* _Data excerpts_:
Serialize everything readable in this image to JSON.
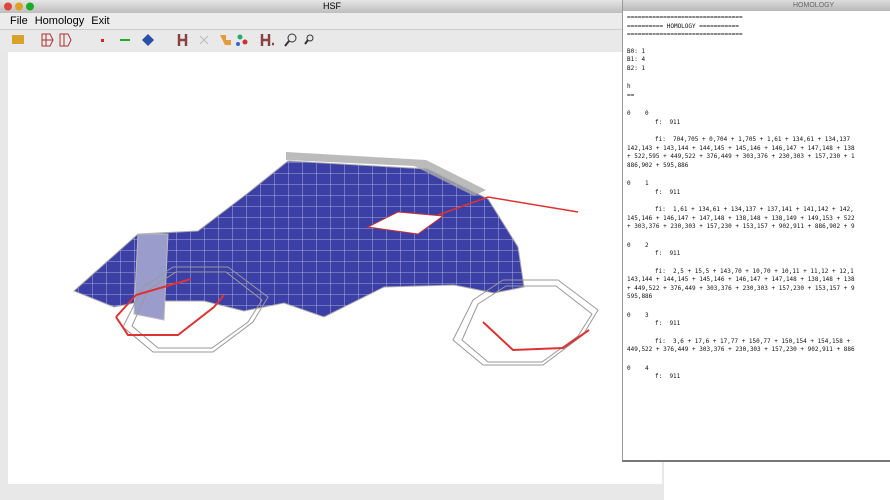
{
  "app_window": {
    "title": "HSF",
    "menu": [
      "File",
      "Homology",
      "Exit"
    ]
  },
  "console_window": {
    "title": "HOMOLOGY",
    "header": [
      "================================",
      "========== HOMOLOGY ===========",
      "================================"
    ],
    "betti": [
      "B0: 1",
      "B1: 4",
      "B2: 1"
    ],
    "h": [
      "h",
      "=="
    ],
    "blocks": [
      {
        "index": "0    0",
        "f": "f:  911",
        "fi": [
          "fi:  704,705 + 0,704 + 1,705 + 1,61 + 134,61 + 134,137",
          "142,143 + 143,144 + 144,145 + 145,146 + 146,147 + 147,148 + 138",
          "+ 522,595 + 449,522 + 376,449 + 303,376 + 230,303 + 157,230 + 1",
          "886,902 + 595,886"
        ]
      },
      {
        "index": "0    1",
        "f": "f:  911",
        "fi": [
          "fi:  1,61 + 134,61 + 134,137 + 137,141 + 141,142 + 142,",
          "145,146 + 146,147 + 147,148 + 138,148 + 138,149 + 149,153 + 522",
          "+ 303,376 + 230,303 + 157,230 + 153,157 + 902,911 + 886,902 + 9"
        ]
      },
      {
        "index": "0    2",
        "f": "f:  911",
        "fi": [
          "fi:  2,5 + 15,5 + 143,70 + 10,70 + 10,11 + 11,12 + 12,1",
          "143,144 + 144,145 + 145,146 + 146,147 + 147,148 + 138,148 + 138",
          "+ 449,522 + 376,449 + 303,376 + 230,303 + 157,230 + 153,157 + 9",
          "595,886"
        ]
      },
      {
        "index": "0    3",
        "f": "f:  911",
        "fi": [
          "fi:  3,6 + 17,6 + 17,77 + 150,77 + 150,154 + 154,158 +",
          "449,522 + 376,449 + 303,376 + 230,303 + 157,230 + 902,911 + 886"
        ]
      },
      {
        "index": "0    4",
        "f": "f:  911",
        "fi": []
      }
    ]
  }
}
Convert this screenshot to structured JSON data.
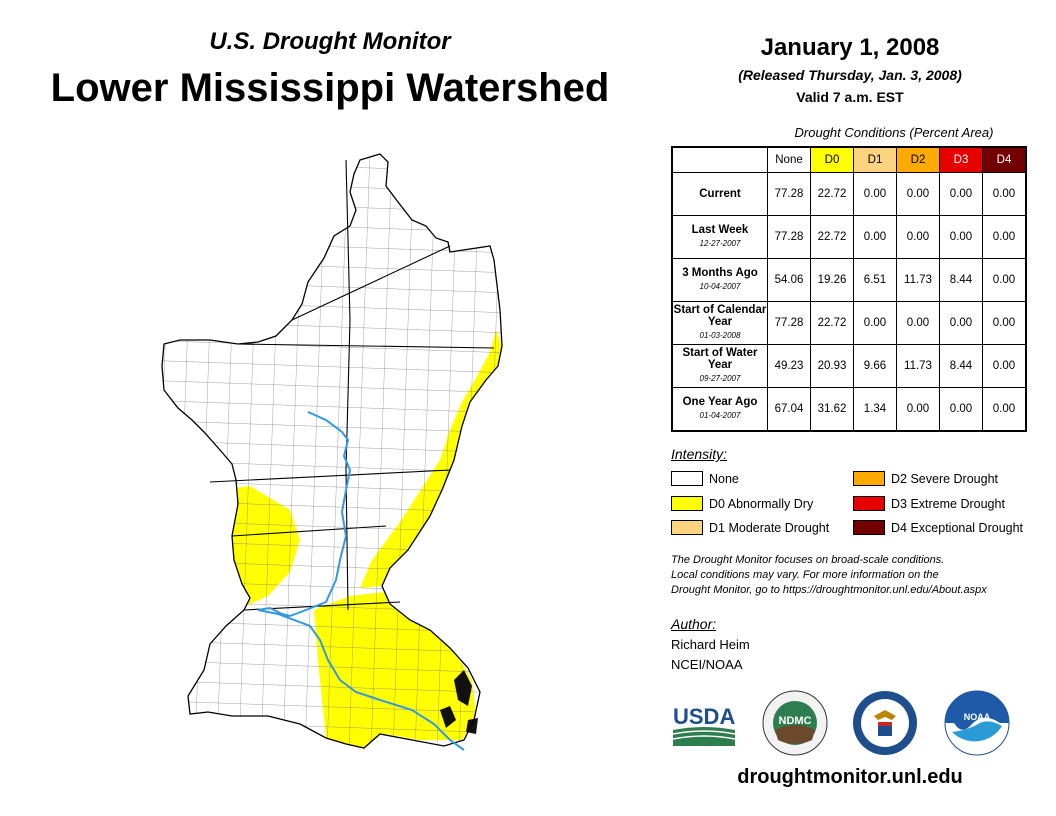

* _Problem statement_:
Leaving out the pictures, repeat the data above exactly.

* _Problem solution_:
Serialize everything readable in this image to JSON.
{
  "app_window": {
    "title": "HSF",
    "menu": [
      "File",
      "Homology",
      "Exit"
    ]
  },
  "console_window": {
    "title": "HOMOLOGY",
    "header": [
      "================================",
      "========== HOMOLOGY ===========",
      "================================"
    ],
    "betti": [
      "B0: 1",
      "B1: 4",
      "B2: 1"
    ],
    "h": [
      "h",
      "=="
    ],
    "blocks": [
      {
        "index": "0    0",
        "f": "f:  911",
        "fi": [
          "fi:  704,705 + 0,704 + 1,705 + 1,61 + 134,61 + 134,137",
          "142,143 + 143,144 + 144,145 + 145,146 + 146,147 + 147,148 + 138",
          "+ 522,595 + 449,522 + 376,449 + 303,376 + 230,303 + 157,230 + 1",
          "886,902 + 595,886"
        ]
      },
      {
        "index": "0    1",
        "f": "f:  911",
        "fi": [
          "fi:  1,61 + 134,61 + 134,137 + 137,141 + 141,142 + 142,",
          "145,146 + 146,147 + 147,148 + 138,148 + 138,149 + 149,153 + 522",
          "+ 303,376 + 230,303 + 157,230 + 153,157 + 902,911 + 886,902 + 9"
        ]
      },
      {
        "index": "0    2",
        "f": "f:  911",
        "fi": [
          "fi:  2,5 + 15,5 + 143,70 + 10,70 + 10,11 + 11,12 + 12,1",
          "143,144 + 144,145 + 145,146 + 146,147 + 147,148 + 138,148 + 138",
          "+ 449,522 + 376,449 + 303,376 + 230,303 + 157,230 + 153,157 + 9",
          "595,886"
        ]
      },
      {
        "index": "0    3",
        "f": "f:  911",
        "fi": [
          "fi:  3,6 + 17,6 + 17,77 + 150,77 + 150,154 + 154,158 +",
          "449,522 + 376,449 + 303,376 + 230,303 + 157,230 + 902,911 + 886"
        ]
      },
      {
        "index": "0    4",
        "f": "f:  911",
        "fi": []
      }
    ]
  }
}
Convert this screenshot to structured JSON data.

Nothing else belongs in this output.